▸ **Section du document**
......
Le viceroi pendant tout le temps que durèrent les informations, était obligé de quitter tous les matins son palais, pour se rendre dans un lieu près de l’audience, et y demeurer jusqu’à la nuit. En cela il était traité avec plus de distinction que le contrôleur général qui fut obligé pendant tout ce temps-là de s’absenter de son tribunal, et d’être continuellement à la porte de l’audience.

Toutes les boutiques furent fermées dans la ville, et le peuple par ses députés porta ses accusations contre le contrôleur ; elles furent reçues des commissaires, aussi bien que celles qui furent produites par les mandarins. Les informations étant finies, les commissaires les envoyèrent à Peking par un courrier extraordinaire ; après quoi ils reçurent les visites de tous les mandarins, excepté du contrôleur général.


Inspecteurs des provinces.

5° Quoi qu’on ne choisisse pour inspecteur des provinces, que des officiers considérables, et d’une probité connue, il se pourrait faire néanmoins, que quelques-uns abuseraient de leur pouvoir, et seraient tentés de s’enrichir aux dépens des coupables, dont ils dissimuleraient les injustices : c’est pour les tenir sur leur garde, que lorsqu’on s’y attend le moins, l’empereur prend quelquefois le parti de visiter en personne quelques provinces, pour écouter lui-même les justes plaintes que le peuple aurait à faire de ceux qui le gouvernent. Ces sortes de visites, où le prince affecte de se rendre populaire, font trembler les mandarins, dont la conduite est tant soit peu répréhensible.
......
▸ **Enregistrements présentés**

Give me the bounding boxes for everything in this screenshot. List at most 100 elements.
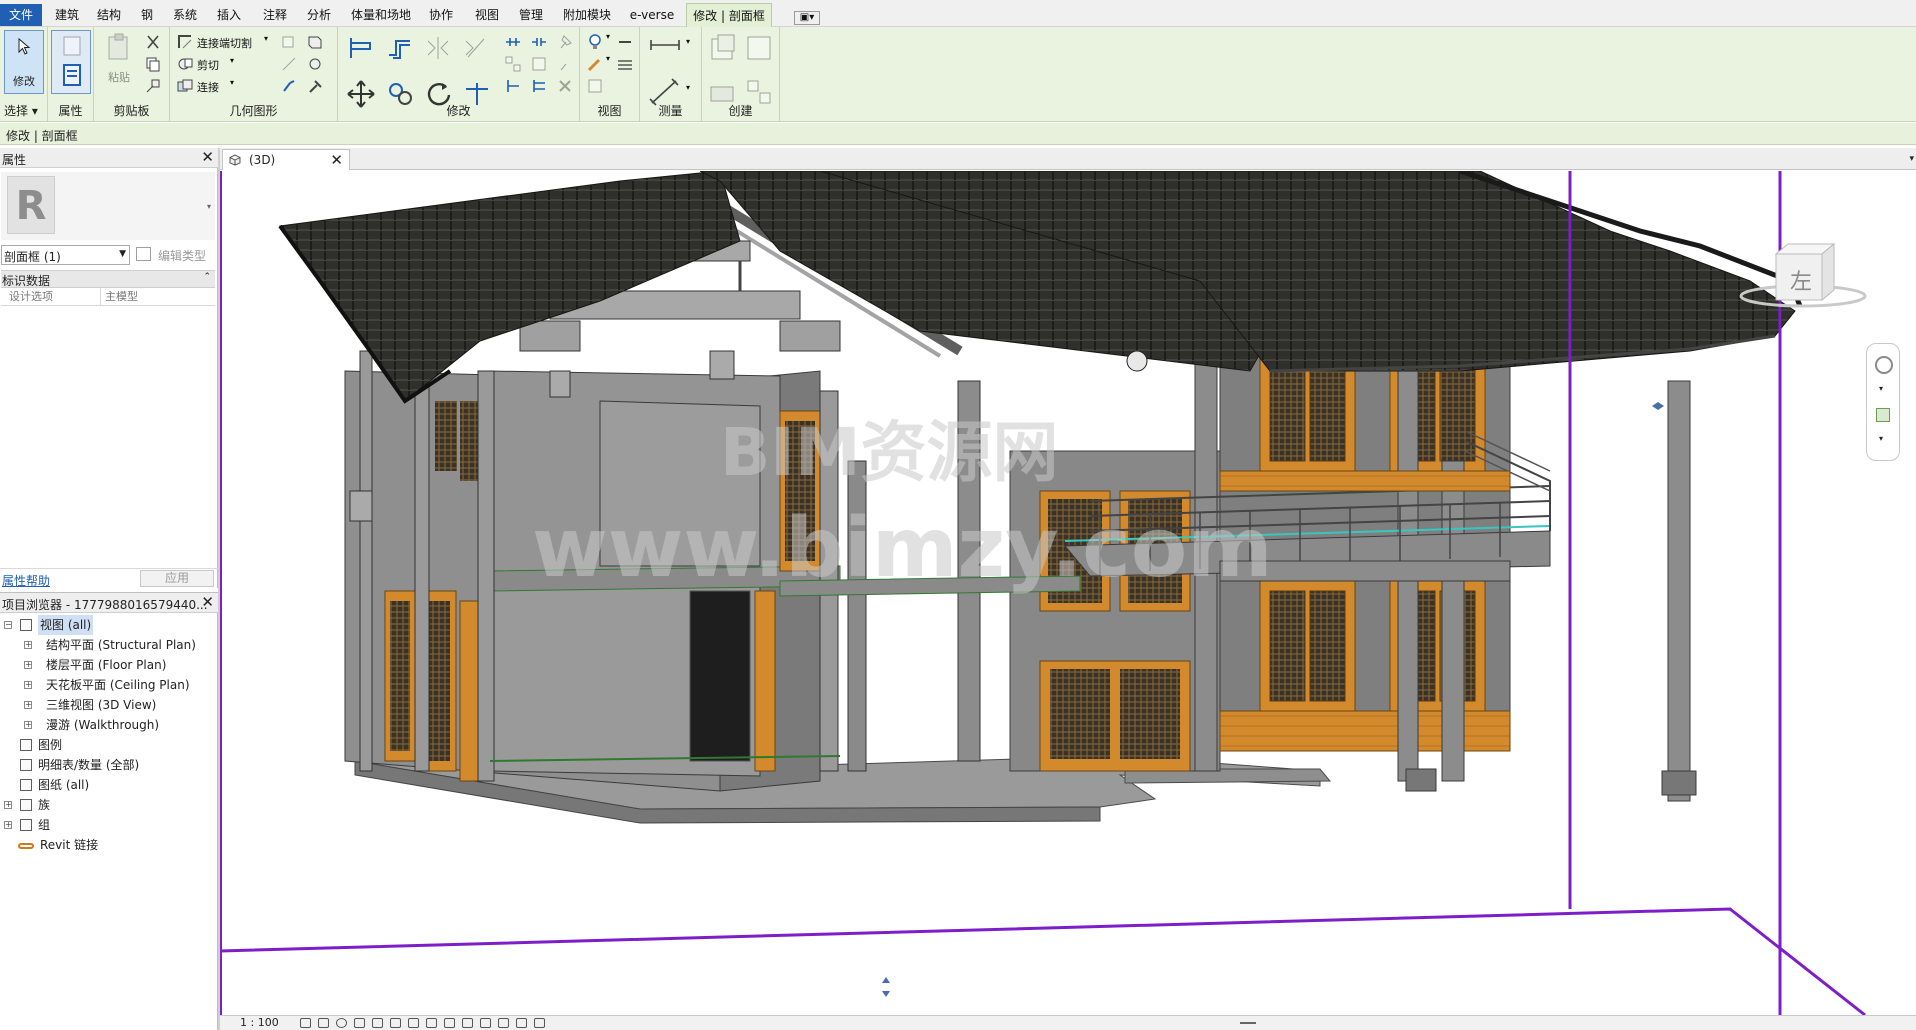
- cut-label[interactable]: 剪切: [197, 57, 219, 73]
- align-icon[interactable]: [348, 35, 376, 61]
- unpin-icon[interactable]: [556, 55, 574, 73]
- expand-icon[interactable]: +: [24, 641, 32, 649]
- browser-node[interactable]: + 组: [0, 815, 218, 835]
- instance-filter-select[interactable]: 剖面框 (1) ▼: [1, 245, 130, 265]
- analysis-display-icon[interactable]: [498, 1018, 509, 1028]
- viewcube[interactable]: 左: [1738, 236, 1868, 316]
- expand-icon[interactable]: +: [4, 801, 12, 809]
- split-gap-icon[interactable]: [530, 33, 548, 51]
- bulb-dropdown-icon[interactable]: ▾: [606, 32, 610, 41]
- demolish-icon[interactable]: [280, 77, 298, 95]
- pin-icon[interactable]: [556, 33, 574, 51]
- connect-cut-label[interactable]: 连接端切割: [197, 35, 252, 51]
- browser-node[interactable]: + 楼层平面 (Floor Plan): [0, 655, 218, 675]
- type-preview-dropdown-icon[interactable]: ▾: [207, 202, 211, 211]
- browser-node[interactable]: − 视图 (all): [0, 615, 218, 635]
- menu-tab-11[interactable]: 管理: [514, 3, 548, 27]
- delete-icon[interactable]: [556, 77, 574, 95]
- wall-join-icon[interactable]: [306, 33, 324, 51]
- show-crop-icon[interactable]: [408, 1018, 419, 1028]
- browser-node[interactable]: 图例: [0, 735, 218, 755]
- menu-tab-13[interactable]: e-verse: [624, 3, 680, 27]
- temp-view-properties-icon[interactable]: [480, 1018, 491, 1028]
- collapse-icon[interactable]: ⌃: [203, 272, 211, 282]
- measure-dropdown-icon[interactable]: ▾: [686, 37, 690, 46]
- type-preview[interactable]: R ▾: [1, 172, 215, 240]
- reveal-constraints-icon[interactable]: [534, 1018, 545, 1028]
- menu-tab-8[interactable]: 体量和场地: [346, 3, 416, 27]
- dimension-dropdown-icon[interactable]: ▾: [686, 83, 690, 92]
- browser-node[interactable]: 明细表/数量 (全部): [0, 755, 218, 775]
- wheel-dropdown-icon[interactable]: ▾: [1879, 384, 1883, 393]
- browser-node[interactable]: + 族: [0, 795, 218, 815]
- trim-multiple-icon[interactable]: [530, 77, 548, 95]
- viewcube-face-label[interactable]: 左: [1790, 264, 1812, 296]
- expand-icon[interactable]: +: [24, 681, 32, 689]
- reveal-hidden-icon[interactable]: [462, 1018, 473, 1028]
- render-icon[interactable]: [372, 1018, 383, 1028]
- expand-icon[interactable]: +: [24, 721, 32, 729]
- split-element-icon[interactable]: [504, 33, 522, 51]
- detail-level-icon[interactable]: [300, 1018, 311, 1028]
- tab-menu-icon[interactable]: ▾: [1909, 154, 1914, 164]
- join-label[interactable]: 连接: [197, 79, 219, 95]
- mirror-draw-icon[interactable]: [462, 35, 490, 61]
- modify-button[interactable]: 修改: [4, 30, 44, 94]
- menu-tab-15[interactable]: ▣▾: [794, 11, 820, 25]
- view-filter-icon[interactable]: [586, 77, 604, 95]
- join-dropdown-icon[interactable]: ▾: [230, 78, 234, 87]
- view-scale[interactable]: 1 : 100: [240, 1016, 279, 1030]
- hide-element-icon[interactable]: [616, 33, 634, 51]
- measure-icon[interactable]: [648, 35, 682, 55]
- menu-tab-12[interactable]: 附加模块: [558, 3, 616, 27]
- menu-tab-6[interactable]: 注释: [258, 3, 292, 27]
- menu-tab-4[interactable]: 系统: [168, 3, 202, 27]
- properties-button[interactable]: [51, 30, 91, 94]
- collapse-icon[interactable]: −: [4, 621, 12, 629]
- properties-close-icon[interactable]: ✕: [201, 149, 214, 165]
- paint-icon[interactable]: [306, 55, 324, 73]
- bulb-icon[interactable]: [586, 33, 604, 51]
- create-assembly-icon[interactable]: [708, 33, 738, 63]
- lock-view-icon[interactable]: [426, 1018, 437, 1028]
- tab-3d-view[interactable]: (3D) ✕: [222, 149, 350, 170]
- expand-icon[interactable]: +: [24, 701, 32, 709]
- menu-tab-9[interactable]: 协作: [424, 3, 458, 27]
- expand-icon[interactable]: +: [4, 821, 12, 829]
- array-icon[interactable]: [504, 55, 522, 73]
- connect-cut-dropdown-icon[interactable]: ▾: [264, 34, 268, 43]
- visual-style-icon[interactable]: [318, 1018, 329, 1028]
- split-face-icon[interactable]: [280, 55, 298, 73]
- browser-close-icon[interactable]: ✕: [201, 594, 214, 610]
- browser-node[interactable]: + 结构平面 (Structural Plan): [0, 635, 218, 655]
- browser-node[interactable]: Revit 链接: [0, 835, 218, 855]
- edit-type-button[interactable]: 编辑类型: [136, 245, 216, 265]
- temp-hide-icon[interactable]: [444, 1018, 455, 1028]
- select-dropdown[interactable]: 选择 ▾: [4, 102, 47, 119]
- steering-wheel-icon[interactable]: [1875, 356, 1893, 374]
- paste-icon[interactable]: [106, 33, 132, 63]
- hammer-icon[interactable]: [306, 77, 324, 95]
- menu-tab-2[interactable]: 结构: [92, 3, 126, 27]
- offset-icon[interactable]: [386, 35, 414, 61]
- highlight-displacement-icon[interactable]: [516, 1018, 527, 1028]
- tab-close-icon[interactable]: ✕: [330, 151, 343, 169]
- join-icon[interactable]: [176, 77, 194, 95]
- override-brush-icon[interactable]: [586, 55, 604, 73]
- override-dropdown-icon[interactable]: ▾: [606, 54, 610, 63]
- apply-button[interactable]: 应用: [140, 570, 214, 587]
- category-identity-data[interactable]: 标识数据 ⌃: [1, 270, 215, 288]
- menu-tab-10[interactable]: 视图: [470, 3, 504, 27]
- expand-icon[interactable]: +: [24, 661, 32, 669]
- menu-tab-3[interactable]: 钢: [134, 3, 160, 27]
- zoom-dropdown-icon[interactable]: ▾: [1879, 434, 1883, 443]
- browser-node[interactable]: + 三维视图 (3D View): [0, 695, 218, 715]
- cut-icon[interactable]: [144, 33, 162, 51]
- menu-tab-5[interactable]: 插入: [212, 3, 246, 27]
- properties-help-link[interactable]: 属性帮助: [2, 572, 50, 589]
- navigation-bar[interactable]: ▾ ▾: [1866, 343, 1900, 461]
- sun-path-icon[interactable]: [336, 1018, 347, 1028]
- menu-tab-0[interactable]: 文件: [0, 4, 42, 26]
- browser-node[interactable]: + 天花板平面 (Ceiling Plan): [0, 675, 218, 695]
- cut-dropdown-icon[interactable]: ▾: [230, 56, 234, 65]
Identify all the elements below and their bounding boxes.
......
▸ **Consigne**
Pouvez-vous prolonger le texte sur les inspecteurs des provinces et les mandarins en reprenant juste après sa dernière phrase ?

▸ **Réponse rédigée**
Cang Hi visite quelques provinces.

En l’année 1689 feu l’empereur Cang hi fit un de ces voyages dans les provinces du midi : il passa par les villes de Sou tcheou, de Yang tcheou, et de Nan king. Il était à cheval, suivi de ses gardes du corps, et d’environ trois mille cavaliers : ce fut ainsi qu’il fit son entrée dans Nan king.

On vint le recevoir avec des étendards, des drapeaux de soie, des dais, des parasols, et d’autres ornements sans nombre : de vingt en vingt pas, on avait élevé dans les rues des arcs de triomphe, revêtus des plus belles étoffes, et ornés de festons, de rubans, de houppes de soie, sous lesquels il passait. Les rues étaient bordées d’un peuple infini, mais dans un si grand respect, dans un silence si profond, qu’on n’entendait pas le moindre bruit.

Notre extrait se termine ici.